Identify each line below containing the string "National" and copy it.

* **Data provided**
------------------------------------------------------------

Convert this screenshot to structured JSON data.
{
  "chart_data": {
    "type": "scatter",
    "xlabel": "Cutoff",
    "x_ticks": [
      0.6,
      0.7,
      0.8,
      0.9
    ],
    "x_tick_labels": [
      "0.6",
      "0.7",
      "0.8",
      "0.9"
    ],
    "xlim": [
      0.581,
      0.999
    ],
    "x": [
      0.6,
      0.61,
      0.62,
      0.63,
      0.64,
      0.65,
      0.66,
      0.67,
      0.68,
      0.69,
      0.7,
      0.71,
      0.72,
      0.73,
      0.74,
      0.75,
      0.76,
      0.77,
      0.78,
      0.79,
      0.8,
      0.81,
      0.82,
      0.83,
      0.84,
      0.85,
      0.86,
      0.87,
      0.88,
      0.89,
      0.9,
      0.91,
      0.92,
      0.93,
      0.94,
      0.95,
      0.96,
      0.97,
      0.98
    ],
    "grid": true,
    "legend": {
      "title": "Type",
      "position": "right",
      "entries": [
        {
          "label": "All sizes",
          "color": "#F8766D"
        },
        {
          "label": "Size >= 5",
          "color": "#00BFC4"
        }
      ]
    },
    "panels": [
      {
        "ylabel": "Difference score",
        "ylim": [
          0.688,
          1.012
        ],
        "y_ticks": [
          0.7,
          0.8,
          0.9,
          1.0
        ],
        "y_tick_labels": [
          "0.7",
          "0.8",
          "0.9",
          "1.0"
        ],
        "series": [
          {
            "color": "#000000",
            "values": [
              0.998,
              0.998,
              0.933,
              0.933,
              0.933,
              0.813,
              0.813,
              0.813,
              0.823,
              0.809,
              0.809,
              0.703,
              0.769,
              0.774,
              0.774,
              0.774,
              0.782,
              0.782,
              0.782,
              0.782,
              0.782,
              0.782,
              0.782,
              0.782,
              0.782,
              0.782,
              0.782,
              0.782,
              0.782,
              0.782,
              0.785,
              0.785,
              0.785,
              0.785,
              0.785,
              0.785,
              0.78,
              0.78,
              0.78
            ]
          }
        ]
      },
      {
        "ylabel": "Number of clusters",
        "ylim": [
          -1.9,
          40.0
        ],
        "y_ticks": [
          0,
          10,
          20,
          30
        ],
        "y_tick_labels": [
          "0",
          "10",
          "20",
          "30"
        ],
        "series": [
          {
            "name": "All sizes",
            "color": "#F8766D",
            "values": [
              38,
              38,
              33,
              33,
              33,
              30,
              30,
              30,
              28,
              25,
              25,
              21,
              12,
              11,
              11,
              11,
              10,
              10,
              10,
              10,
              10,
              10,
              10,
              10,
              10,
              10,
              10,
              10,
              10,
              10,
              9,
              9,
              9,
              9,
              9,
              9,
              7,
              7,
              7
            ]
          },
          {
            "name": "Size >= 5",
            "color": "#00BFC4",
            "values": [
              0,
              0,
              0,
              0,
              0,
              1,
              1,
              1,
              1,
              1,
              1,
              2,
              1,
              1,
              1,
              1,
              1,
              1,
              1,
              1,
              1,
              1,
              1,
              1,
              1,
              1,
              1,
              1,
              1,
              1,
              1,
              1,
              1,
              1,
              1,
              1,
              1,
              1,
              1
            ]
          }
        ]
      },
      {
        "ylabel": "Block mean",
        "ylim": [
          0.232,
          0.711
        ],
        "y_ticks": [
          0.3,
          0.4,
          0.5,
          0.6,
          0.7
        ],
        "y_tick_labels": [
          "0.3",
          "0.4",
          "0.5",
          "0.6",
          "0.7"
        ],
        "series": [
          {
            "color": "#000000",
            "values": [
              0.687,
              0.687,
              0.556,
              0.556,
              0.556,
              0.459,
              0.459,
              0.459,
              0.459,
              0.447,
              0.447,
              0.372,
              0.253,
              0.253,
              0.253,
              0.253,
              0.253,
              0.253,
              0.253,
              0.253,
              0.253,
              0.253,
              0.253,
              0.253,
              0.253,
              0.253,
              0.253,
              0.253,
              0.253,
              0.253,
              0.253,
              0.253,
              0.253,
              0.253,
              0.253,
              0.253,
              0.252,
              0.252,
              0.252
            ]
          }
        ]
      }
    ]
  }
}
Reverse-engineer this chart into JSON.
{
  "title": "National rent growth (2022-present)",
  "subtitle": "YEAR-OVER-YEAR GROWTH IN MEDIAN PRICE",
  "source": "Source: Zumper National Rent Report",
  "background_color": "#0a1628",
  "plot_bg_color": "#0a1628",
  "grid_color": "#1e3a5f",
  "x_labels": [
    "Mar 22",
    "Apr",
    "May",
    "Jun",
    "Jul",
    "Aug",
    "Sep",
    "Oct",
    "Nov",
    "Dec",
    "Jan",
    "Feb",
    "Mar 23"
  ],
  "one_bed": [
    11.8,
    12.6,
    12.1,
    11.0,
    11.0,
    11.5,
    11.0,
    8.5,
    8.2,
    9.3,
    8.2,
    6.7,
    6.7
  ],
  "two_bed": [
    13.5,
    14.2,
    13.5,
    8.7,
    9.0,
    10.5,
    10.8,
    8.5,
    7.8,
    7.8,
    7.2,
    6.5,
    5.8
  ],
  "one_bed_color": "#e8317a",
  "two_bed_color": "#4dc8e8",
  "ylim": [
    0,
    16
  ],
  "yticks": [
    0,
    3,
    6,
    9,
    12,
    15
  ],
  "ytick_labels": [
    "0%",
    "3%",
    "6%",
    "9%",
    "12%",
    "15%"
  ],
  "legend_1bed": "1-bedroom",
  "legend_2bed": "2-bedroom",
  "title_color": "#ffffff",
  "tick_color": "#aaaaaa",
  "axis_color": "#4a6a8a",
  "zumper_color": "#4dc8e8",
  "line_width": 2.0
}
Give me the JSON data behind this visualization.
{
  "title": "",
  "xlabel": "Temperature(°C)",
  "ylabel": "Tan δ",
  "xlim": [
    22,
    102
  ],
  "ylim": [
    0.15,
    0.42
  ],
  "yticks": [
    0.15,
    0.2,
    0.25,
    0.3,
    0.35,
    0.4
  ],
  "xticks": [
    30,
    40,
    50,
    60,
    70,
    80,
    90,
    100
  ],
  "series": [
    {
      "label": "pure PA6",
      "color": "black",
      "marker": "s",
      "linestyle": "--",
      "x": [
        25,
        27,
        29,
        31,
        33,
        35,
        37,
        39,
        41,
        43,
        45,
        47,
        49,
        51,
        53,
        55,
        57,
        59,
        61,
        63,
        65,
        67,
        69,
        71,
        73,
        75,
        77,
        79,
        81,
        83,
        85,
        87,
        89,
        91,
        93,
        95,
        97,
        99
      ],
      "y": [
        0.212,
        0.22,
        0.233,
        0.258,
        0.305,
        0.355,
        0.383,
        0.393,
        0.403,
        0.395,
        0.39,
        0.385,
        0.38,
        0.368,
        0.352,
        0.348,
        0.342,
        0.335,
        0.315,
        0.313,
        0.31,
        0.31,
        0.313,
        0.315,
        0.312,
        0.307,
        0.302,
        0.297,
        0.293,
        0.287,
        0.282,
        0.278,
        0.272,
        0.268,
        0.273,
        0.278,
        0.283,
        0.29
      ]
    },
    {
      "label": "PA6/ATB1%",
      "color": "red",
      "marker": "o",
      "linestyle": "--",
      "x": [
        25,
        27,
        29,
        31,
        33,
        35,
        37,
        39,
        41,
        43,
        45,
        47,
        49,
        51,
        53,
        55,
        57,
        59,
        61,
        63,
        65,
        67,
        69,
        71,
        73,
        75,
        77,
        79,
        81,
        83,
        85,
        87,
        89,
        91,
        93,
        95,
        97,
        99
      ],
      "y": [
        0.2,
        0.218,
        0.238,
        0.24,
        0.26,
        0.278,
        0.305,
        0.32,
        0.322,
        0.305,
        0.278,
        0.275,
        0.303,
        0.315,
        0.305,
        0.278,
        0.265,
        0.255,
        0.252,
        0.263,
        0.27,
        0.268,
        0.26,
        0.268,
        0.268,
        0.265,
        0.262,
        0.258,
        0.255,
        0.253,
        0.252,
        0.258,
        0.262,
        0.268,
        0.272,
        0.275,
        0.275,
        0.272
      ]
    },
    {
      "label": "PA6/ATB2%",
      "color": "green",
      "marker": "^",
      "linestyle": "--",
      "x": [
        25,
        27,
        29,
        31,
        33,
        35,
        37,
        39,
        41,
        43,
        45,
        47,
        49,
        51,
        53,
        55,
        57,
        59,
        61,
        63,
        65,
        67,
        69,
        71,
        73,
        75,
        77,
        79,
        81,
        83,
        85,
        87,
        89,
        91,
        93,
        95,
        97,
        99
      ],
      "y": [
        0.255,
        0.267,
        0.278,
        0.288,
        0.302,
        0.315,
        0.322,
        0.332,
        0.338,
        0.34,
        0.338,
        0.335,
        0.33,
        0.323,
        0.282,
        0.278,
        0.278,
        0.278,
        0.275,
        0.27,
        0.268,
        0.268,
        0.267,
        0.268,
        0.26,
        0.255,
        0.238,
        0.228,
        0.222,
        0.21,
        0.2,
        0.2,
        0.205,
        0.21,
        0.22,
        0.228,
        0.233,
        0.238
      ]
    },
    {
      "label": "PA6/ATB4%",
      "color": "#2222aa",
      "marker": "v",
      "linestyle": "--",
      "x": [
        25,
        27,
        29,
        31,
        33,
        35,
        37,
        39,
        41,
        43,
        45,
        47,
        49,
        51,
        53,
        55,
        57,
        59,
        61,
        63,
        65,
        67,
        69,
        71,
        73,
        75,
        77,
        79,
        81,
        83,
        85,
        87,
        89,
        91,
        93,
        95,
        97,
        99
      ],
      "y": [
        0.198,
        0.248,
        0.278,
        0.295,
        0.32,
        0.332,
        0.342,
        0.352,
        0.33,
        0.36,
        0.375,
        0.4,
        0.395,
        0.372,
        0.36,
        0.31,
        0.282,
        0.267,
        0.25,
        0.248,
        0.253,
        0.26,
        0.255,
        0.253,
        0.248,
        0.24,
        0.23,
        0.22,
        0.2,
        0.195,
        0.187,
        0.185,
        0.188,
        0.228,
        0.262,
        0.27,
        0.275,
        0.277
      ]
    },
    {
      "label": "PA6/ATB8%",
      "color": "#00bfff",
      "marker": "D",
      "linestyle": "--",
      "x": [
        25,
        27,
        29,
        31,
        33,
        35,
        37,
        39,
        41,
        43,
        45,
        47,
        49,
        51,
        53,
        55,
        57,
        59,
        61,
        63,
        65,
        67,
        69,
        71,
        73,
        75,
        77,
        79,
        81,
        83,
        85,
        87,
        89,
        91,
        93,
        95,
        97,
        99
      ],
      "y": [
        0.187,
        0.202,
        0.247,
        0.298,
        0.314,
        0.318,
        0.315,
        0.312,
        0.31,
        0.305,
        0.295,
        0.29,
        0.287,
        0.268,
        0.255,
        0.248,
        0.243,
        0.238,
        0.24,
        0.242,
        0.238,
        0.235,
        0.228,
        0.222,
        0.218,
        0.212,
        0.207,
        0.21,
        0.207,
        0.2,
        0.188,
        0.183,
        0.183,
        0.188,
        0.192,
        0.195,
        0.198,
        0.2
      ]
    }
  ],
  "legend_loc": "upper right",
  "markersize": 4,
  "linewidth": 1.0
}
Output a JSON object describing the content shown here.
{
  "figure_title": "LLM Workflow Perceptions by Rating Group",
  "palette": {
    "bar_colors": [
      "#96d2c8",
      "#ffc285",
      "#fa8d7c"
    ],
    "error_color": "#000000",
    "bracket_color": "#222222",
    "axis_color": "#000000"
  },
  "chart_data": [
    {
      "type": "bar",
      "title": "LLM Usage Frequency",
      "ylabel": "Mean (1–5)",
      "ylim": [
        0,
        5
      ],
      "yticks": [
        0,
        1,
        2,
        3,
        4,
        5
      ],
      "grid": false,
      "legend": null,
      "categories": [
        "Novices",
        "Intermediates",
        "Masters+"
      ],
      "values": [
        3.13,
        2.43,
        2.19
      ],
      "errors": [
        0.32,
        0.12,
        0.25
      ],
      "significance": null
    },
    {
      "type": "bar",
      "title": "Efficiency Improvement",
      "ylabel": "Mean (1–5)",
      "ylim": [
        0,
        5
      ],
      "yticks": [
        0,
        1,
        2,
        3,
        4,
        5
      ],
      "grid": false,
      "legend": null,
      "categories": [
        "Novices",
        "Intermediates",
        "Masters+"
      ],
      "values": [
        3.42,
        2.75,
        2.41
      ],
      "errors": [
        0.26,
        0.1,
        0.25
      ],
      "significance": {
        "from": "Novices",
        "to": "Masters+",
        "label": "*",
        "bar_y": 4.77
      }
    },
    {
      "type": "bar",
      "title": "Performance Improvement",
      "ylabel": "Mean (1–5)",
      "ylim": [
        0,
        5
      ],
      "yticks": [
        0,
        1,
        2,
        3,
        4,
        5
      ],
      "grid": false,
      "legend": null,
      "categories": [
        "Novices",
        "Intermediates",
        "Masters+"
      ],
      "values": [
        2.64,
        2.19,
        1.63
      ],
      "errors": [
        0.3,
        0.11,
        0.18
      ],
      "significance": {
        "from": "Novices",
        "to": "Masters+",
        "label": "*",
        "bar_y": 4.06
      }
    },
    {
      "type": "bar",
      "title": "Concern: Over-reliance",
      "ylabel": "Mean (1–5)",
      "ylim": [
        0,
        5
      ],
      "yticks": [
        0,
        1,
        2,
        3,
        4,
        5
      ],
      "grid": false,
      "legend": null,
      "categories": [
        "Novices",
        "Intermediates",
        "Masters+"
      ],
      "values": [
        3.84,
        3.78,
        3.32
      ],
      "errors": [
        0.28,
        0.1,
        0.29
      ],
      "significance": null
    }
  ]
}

------------------------------------------------------------

* **Response to this exercise**
  "title": "National rent growth (2022-present)",
  "source": "Source: Zumper National Rent Report",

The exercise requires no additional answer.